What needs to be done
Find the lines of data that contain the string "modified", then list them.

Input for this task
════════════════════

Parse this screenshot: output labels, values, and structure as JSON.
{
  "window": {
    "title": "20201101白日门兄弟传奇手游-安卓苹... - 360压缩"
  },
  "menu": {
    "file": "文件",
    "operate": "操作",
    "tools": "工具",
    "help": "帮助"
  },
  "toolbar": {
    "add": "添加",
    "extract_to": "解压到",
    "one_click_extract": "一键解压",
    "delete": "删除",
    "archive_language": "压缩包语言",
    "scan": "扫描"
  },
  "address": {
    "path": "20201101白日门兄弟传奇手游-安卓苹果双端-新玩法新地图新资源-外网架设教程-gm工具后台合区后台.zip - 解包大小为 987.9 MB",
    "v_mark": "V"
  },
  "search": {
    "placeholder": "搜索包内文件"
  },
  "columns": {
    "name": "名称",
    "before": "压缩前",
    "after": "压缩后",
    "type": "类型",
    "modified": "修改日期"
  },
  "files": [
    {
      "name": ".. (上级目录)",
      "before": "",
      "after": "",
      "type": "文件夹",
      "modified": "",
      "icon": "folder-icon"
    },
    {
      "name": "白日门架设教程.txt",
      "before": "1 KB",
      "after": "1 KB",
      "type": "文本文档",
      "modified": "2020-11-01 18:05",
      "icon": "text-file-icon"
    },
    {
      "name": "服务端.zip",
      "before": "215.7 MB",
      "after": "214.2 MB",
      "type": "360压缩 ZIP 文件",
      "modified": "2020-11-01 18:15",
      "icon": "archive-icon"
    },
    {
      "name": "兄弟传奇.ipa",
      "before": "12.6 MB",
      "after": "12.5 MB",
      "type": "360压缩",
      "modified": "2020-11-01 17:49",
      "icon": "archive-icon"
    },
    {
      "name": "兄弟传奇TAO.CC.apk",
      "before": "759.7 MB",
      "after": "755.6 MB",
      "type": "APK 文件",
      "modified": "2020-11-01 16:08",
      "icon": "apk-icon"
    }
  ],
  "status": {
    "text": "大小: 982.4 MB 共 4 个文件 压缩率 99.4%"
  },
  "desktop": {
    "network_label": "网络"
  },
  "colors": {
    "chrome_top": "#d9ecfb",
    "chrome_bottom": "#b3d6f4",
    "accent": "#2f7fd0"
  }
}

════════════════════

Reply to the exercise
    "modified": "修改日期"
      "modified": "",
      "modified": "2020-11-01 18:05",
      "modified": "2020-11-01 18:15",
      "modified": "2020-11-01 17:49",
      "modified": "2020-11-01 16:08",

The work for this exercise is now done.